# WORK REQUIRED
Copy every line of the records below word for word, without the pictures.

"""

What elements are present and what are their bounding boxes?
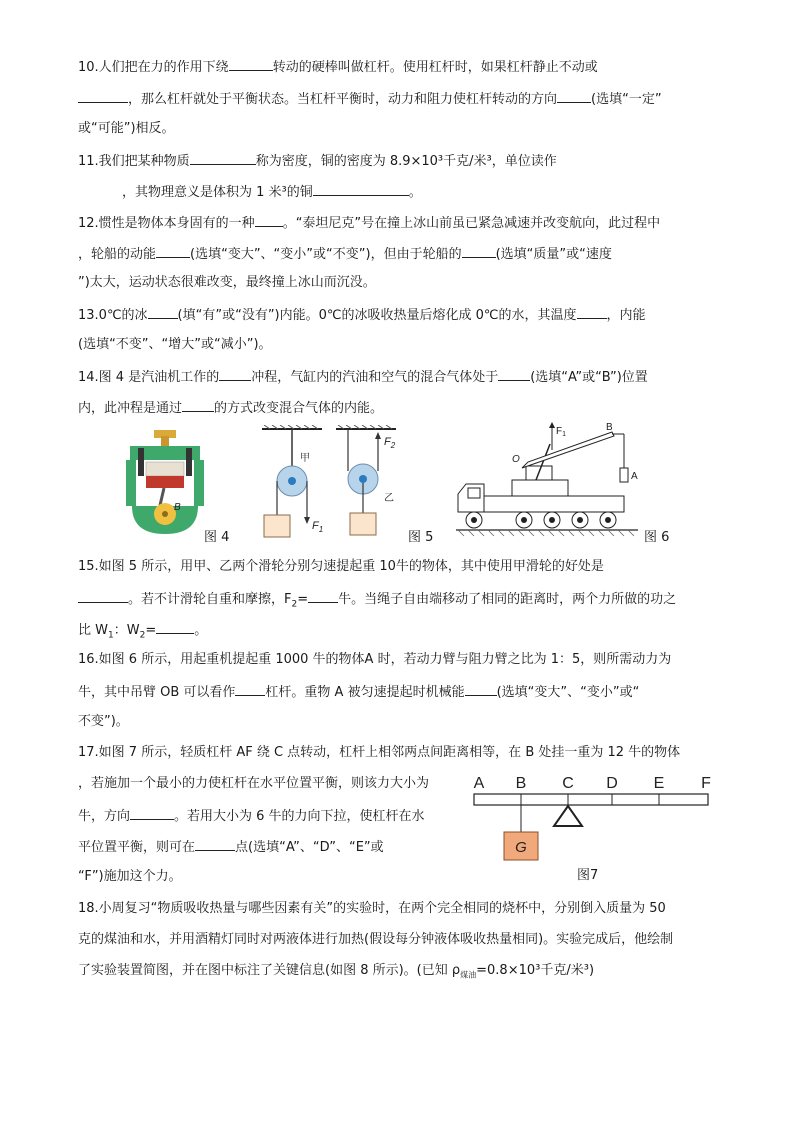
figure-4-engine (124, 428, 206, 538)
lever-point-d: D (606, 775, 618, 792)
answer-blank[interactable] (148, 305, 178, 319)
wheel-1-hub (471, 517, 477, 523)
q17-line4: 平位置平衡，则可在 点(选填“A”、“D”、“E”或 (78, 837, 384, 857)
answer-blank[interactable] (308, 589, 338, 603)
q14-line2: 内，此冲程是通过 的方式改变混合气体的内能。 (78, 398, 383, 418)
truck-bed (484, 496, 624, 512)
fig4-label-b: B (174, 502, 181, 513)
intake-valve (138, 448, 144, 476)
truck-window (468, 488, 480, 498)
wheel-5-hub (605, 517, 611, 523)
q11-line2: ，其物理意义是体积为 1 米³的铜 。 (122, 182, 422, 202)
answer-blank[interactable] (465, 682, 497, 696)
answer-blank[interactable] (229, 57, 273, 71)
cylinder-wall-left (126, 460, 136, 506)
q18-line2: 克的煤油和水，并用酒精灯同时对两液体进行加热(假设每分钟液体吸收热量相同)。实验完成后，他绘制 (78, 932, 674, 947)
q10-line2: ，那么杠杆就处于平衡状态。当杠杆平衡时，动力和阻力使杠杆转动的方向 (选填“一定” (78, 89, 662, 109)
answer-blank[interactable] (156, 620, 194, 634)
answer-blank[interactable] (577, 305, 607, 319)
q18-line3: 了实验装置简图，并在图中标注了关键信息(如图 8 所示)。(已知 $\rho_{煤油}=0.8\times 10^3$千克/米³) (78, 963, 595, 980)
answer-blank[interactable] (462, 244, 496, 258)
q15-line2: 。若不计滑轮自重和摩擦，$F_2=$ 牛。当绳子自由端移动了相同的距离时，两个力所做的功之 (78, 589, 676, 614)
answer-blank[interactable] (235, 682, 265, 696)
lever-point-b: B (515, 775, 527, 792)
label-a: A (631, 471, 638, 482)
figure-7-lever (470, 770, 720, 865)
weight-yi (350, 513, 376, 535)
q13-line1: 13.0℃的冰 (填“有”或“没有”)内能。0℃的冰吸收热量后熔化成 0℃的水，其温度 ，内能 (78, 305, 646, 325)
lever-point-a: A (473, 775, 485, 792)
figure-6-crane (452, 422, 642, 540)
q12-line2: ，轮船的动能 (选填“变大”、“变小”或“不变”)，但由于轮船的 (选填“质量”或“速度 (78, 244, 612, 264)
q16-line1: 16.如图 6 所示，用起重机提起重 1000 牛的物体A 时，若动力臂与阻力臂之比为 1：5，则所需动力为 (78, 652, 672, 667)
q12-line1: 12.惯性是物体本身固有的一种 。“泰坦尼克”号在撞上冰山前虽已紧急减速并改变航向，此过程中 (78, 213, 660, 233)
answer-blank[interactable] (557, 89, 591, 103)
fulcrum-c (554, 806, 582, 826)
boom-ob (522, 432, 614, 468)
answer-blank[interactable] (130, 806, 174, 820)
q17-line1: 17.如图 7 所示，轻质杠杆 AF 绕 C 点转动，杠杆上相邻两点间距离相等，在 B 处挂一重为 12 牛的物体 (78, 745, 681, 760)
combustion-chamber (146, 462, 184, 476)
pulley-jia-axle (288, 477, 296, 485)
q18-line1: 18.小周复习“物质吸收热量与哪些因素有关”的实验时，在两个完全相同的烧杯中，分别倒入质量为 50 (78, 901, 666, 916)
lever-bar (474, 794, 708, 805)
lever-point-c: C (562, 775, 574, 792)
piston (146, 476, 184, 488)
answer-blank[interactable] (156, 244, 190, 258)
lever-point-e: E (653, 775, 665, 792)
q11-line1: 11.我们把某种物质 称为密度，铜的密度为 8.9×10³千克/米³，单位读作 (78, 151, 557, 171)
q14-line1: 14.图 4 是汽油机工作的 冲程，气缸内的汽油和空气的混合气体处于 (选填“A”或“B”)位置 (78, 367, 648, 387)
answer-blank[interactable] (182, 398, 214, 412)
wheel-2-hub (521, 517, 527, 523)
answer-blank[interactable] (190, 151, 256, 165)
figure-5-pulleys (256, 425, 406, 540)
label-f1: $F_1$ (556, 426, 567, 438)
lever-point-f: F (701, 775, 711, 792)
label-jia: 甲 (300, 453, 310, 464)
wheel-3-hub (549, 517, 555, 523)
pulley-yi-axle (359, 475, 367, 483)
label-f2: $F_2$ (384, 436, 396, 450)
label-yi: 乙 (384, 493, 394, 504)
fig6-caption: 图 6 (644, 530, 670, 545)
load-a (620, 468, 628, 482)
answer-blank[interactable] (313, 182, 409, 196)
answer-blank[interactable] (255, 213, 283, 227)
arrow-f1 (304, 517, 310, 524)
arrow-f2 (375, 432, 381, 439)
q16-line3: 不变”)。 (78, 714, 129, 729)
q17-line5: “F”)施加这个力。 (78, 869, 182, 884)
q17-line2: ，若施加一个最小的力使杠杆在水平位置平衡，则该力大小为 (78, 776, 430, 791)
q16-line2: 牛，其中吊臂 OB 可以看作 杠杆。重物 A 被匀速提起时机械能 (选填“变大”、“变小”或“ (78, 682, 639, 702)
ground-hatch (458, 530, 634, 536)
answer-blank[interactable] (78, 89, 128, 103)
wheel-4-hub (577, 517, 583, 523)
answer-blank[interactable] (78, 589, 128, 603)
q10-line3: 或“可能”)相反。 (78, 121, 175, 136)
q12-line3: ”)太大，运动状态很难改变，最终撞上冰山而沉没。 (78, 275, 376, 290)
lever-point-labels (474, 775, 711, 792)
q15-line1: 15.如图 5 所示，用甲、乙两个滑轮分别匀速提起重 10牛的物体，其中使用甲滑轮的好处是 (78, 559, 604, 574)
exhaust-valve (186, 448, 192, 476)
label-g: G (515, 839, 527, 856)
answer-blank[interactable] (498, 367, 530, 381)
label-b: B (606, 422, 613, 433)
q10-line1: 10.人们把在力的作用下绕 转动的硬棒叫做杠杆。使用杠杆时，如果杠杆静止不动或 (78, 57, 598, 77)
q17-line3: 牛，方向 。若用大小为 6 牛的力向下拉，使杠杆在水 (78, 806, 425, 826)
answer-blank[interactable] (195, 837, 235, 851)
fig5-caption: 图 5 (408, 530, 434, 545)
q13-line2: (选填“不变”、“增大”或“减小”)。 (78, 337, 272, 352)
answer-blank[interactable] (219, 367, 251, 381)
weight-jia (264, 515, 290, 537)
fig4-caption: 图 4 (204, 530, 230, 545)
crane-base (512, 480, 568, 496)
crank-pin (162, 511, 168, 517)
cylinder-wall-right (194, 460, 204, 506)
q15-line3: 比 $W_1$：$W_2=$ 。 (78, 620, 207, 645)
label-o: O (512, 454, 520, 465)
fig7-caption: 图7 (577, 868, 599, 883)
force-f1-arrow (549, 422, 555, 428)
label-f1: $F_1$ (312, 520, 324, 534)
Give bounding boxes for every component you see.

"""

# EXERCISE RESPONSE
What elements are present and what are their bounding boxes?
figure-4-engine (124, 428, 206, 538)
lever-point-d: D (606, 775, 618, 792)
answer-blank[interactable] (148, 305, 178, 319)
wheel-1-hub (471, 517, 477, 523)
q17-line4: 平位置平衡，则可在 点(选填“A”、“D”、“E”或 (78, 837, 384, 857)
answer-blank[interactable] (308, 589, 338, 603)
q14-line2: 内，此冲程是通过 的方式改变混合气体的内能。 (78, 398, 383, 418)
truck-bed (484, 496, 624, 512)
fig4-label-b: B (174, 502, 181, 513)
intake-valve (138, 448, 144, 476)
truck-window (468, 488, 480, 498)
wheel-5-hub (605, 517, 611, 523)
q11-line2: ，其物理意义是体积为 1 米³的铜 。 (122, 182, 422, 202)
answer-blank[interactable] (465, 682, 497, 696)
answer-blank[interactable] (229, 57, 273, 71)
cylinder-wall-left (126, 460, 136, 506)
q18-line2: 克的煤油和水，并用酒精灯同时对两液体进行加热(假设每分钟液体吸收热量相同)。实验完成后，他绘制 (78, 932, 674, 947)
q10-line2: ，那么杠杆就处于平衡状态。当杠杆平衡时，动力和阻力使杠杆转动的方向 (选填“一定” (78, 89, 662, 109)
answer-blank[interactable] (156, 620, 194, 634)
answer-blank[interactable] (577, 305, 607, 319)
q18-line3: 了实验装置简图，并在图中标注了关键信息(如图 8 所示)。(已知 $\rho_{煤油}=0.8\times 10^3$千克/米³) (78, 963, 595, 980)
answer-blank[interactable] (462, 244, 496, 258)
q15-line2: 。若不计滑轮自重和摩擦，$F_2=$ 牛。当绳子自由端移动了相同的距离时，两个力所做的功之 (78, 589, 676, 614)
answer-blank[interactable] (235, 682, 265, 696)
lever-point-b: B (515, 775, 527, 792)
label-a: A (631, 471, 638, 482)
figure-7-lever (470, 770, 720, 865)
weight-yi (350, 513, 376, 535)
q13-line1: 13.0℃的冰 (填“有”或“没有”)内能。0℃的冰吸收热量后熔化成 0℃的水，其温度 ，内能 (78, 305, 646, 325)
lever-point-a: A (473, 775, 485, 792)
figure-6-crane (452, 422, 642, 540)
q12-line2: ，轮船的动能 (选填“变大”、“变小”或“不变”)，但由于轮船的 (选填“质量”或“速度 (78, 244, 612, 264)
q16-line1: 16.如图 6 所示，用起重机提起重 1000 牛的物体A 时，若动力臂与阻力臂之比为 1：5，则所需动力为 (78, 652, 672, 667)
q12-line1: 12.惯性是物体本身固有的一种 。“泰坦尼克”号在撞上冰山前虽已紧急减速并改变航向，此过程中 (78, 213, 660, 233)
answer-blank[interactable] (557, 89, 591, 103)
fulcrum-c (554, 806, 582, 826)
boom-ob (522, 432, 614, 468)
answer-blank[interactable] (130, 806, 174, 820)
q17-line1: 17.如图 7 所示，轻质杠杆 AF 绕 C 点转动，杠杆上相邻两点间距离相等，在 B 处挂一重为 12 牛的物体 (78, 745, 681, 760)
combustion-chamber (146, 462, 184, 476)
pulley-jia-axle (288, 477, 296, 485)
q18-line1: 18.小周复习“物质吸收热量与哪些因素有关”的实验时，在两个完全相同的烧杯中，分别倒入质量为 50 (78, 901, 666, 916)
lever-bar (474, 794, 708, 805)
lever-point-c: C (562, 775, 574, 792)
piston (146, 476, 184, 488)
answer-blank[interactable] (156, 244, 190, 258)
lever-point-e: E (653, 775, 665, 792)
q11-line1: 11.我们把某种物质 称为密度，铜的密度为 8.9×10³千克/米³，单位读作 (78, 151, 557, 171)
q14-line1: 14.图 4 是汽油机工作的 冲程，气缸内的汽油和空气的混合气体处于 (选填“A”或“B”)位置 (78, 367, 648, 387)
answer-blank[interactable] (182, 398, 214, 412)
wheel-2-hub (521, 517, 527, 523)
answer-blank[interactable] (190, 151, 256, 165)
figure-5-pulleys (256, 425, 406, 540)
label-f1: $F_1$ (556, 426, 567, 438)
lever-point-f: F (701, 775, 711, 792)
label-jia: 甲 (300, 453, 310, 464)
wheel-3-hub (549, 517, 555, 523)
pulley-yi-axle (359, 475, 367, 483)
label-f2: $F_2$ (384, 436, 396, 450)
label-yi: 乙 (384, 493, 394, 504)
fig6-caption: 图 6 (644, 530, 670, 545)
load-a (620, 468, 628, 482)
answer-blank[interactable] (313, 182, 409, 196)
answer-blank[interactable] (255, 213, 283, 227)
arrow-f1 (304, 517, 310, 524)
arrow-f2 (375, 432, 381, 439)
q16-line3: 不变”)。 (78, 714, 129, 729)
q17-line5: “F”)施加这个力。 (78, 869, 182, 884)
q17-line2: ，若施加一个最小的力使杠杆在水平位置平衡，则该力大小为 (78, 776, 430, 791)
q16-line2: 牛，其中吊臂 OB 可以看作 杠杆。重物 A 被匀速提起时机械能 (选填“变大”、“变小”或“ (78, 682, 639, 702)
ground-hatch (458, 530, 634, 536)
answer-blank[interactable] (78, 89, 128, 103)
wheel-4-hub (577, 517, 583, 523)
answer-blank[interactable] (78, 589, 128, 603)
q10-line3: 或“可能”)相反。 (78, 121, 175, 136)
q12-line3: ”)太大，运动状态很难改变，最终撞上冰山而沉没。 (78, 275, 376, 290)
lever-point-labels (474, 775, 711, 792)
q15-line1: 15.如图 5 所示，用甲、乙两个滑轮分别匀速提起重 10牛的物体，其中使用甲滑轮的好处是 (78, 559, 604, 574)
exhaust-valve (186, 448, 192, 476)
label-g: G (515, 839, 527, 856)
answer-blank[interactable] (498, 367, 530, 381)
label-b: B (606, 422, 613, 433)
q10-line1: 10.人们把在力的作用下绕 转动的硬棒叫做杠杆。使用杠杆时，如果杠杆静止不动或 (78, 57, 598, 77)
q17-line3: 牛，方向 。若用大小为 6 牛的力向下拉，使杠杆在水 (78, 806, 425, 826)
answer-blank[interactable] (195, 837, 235, 851)
fig5-caption: 图 5 (408, 530, 434, 545)
q13-line2: (选填“不变”、“增大”或“减小”)。 (78, 337, 272, 352)
answer-blank[interactable] (219, 367, 251, 381)
weight-jia (264, 515, 290, 537)
fig4-caption: 图 4 (204, 530, 230, 545)
crane-base (512, 480, 568, 496)
crank-pin (162, 511, 168, 517)
cylinder-wall-right (194, 460, 204, 506)
q15-line3: 比 $W_1$：$W_2=$ 。 (78, 620, 207, 645)
label-o: O (512, 454, 520, 465)
fig7-caption: 图7 (577, 868, 599, 883)
force-f1-arrow (549, 422, 555, 428)
label-f1: $F_1$ (312, 520, 324, 534)
Give bounding boxes for every component you see.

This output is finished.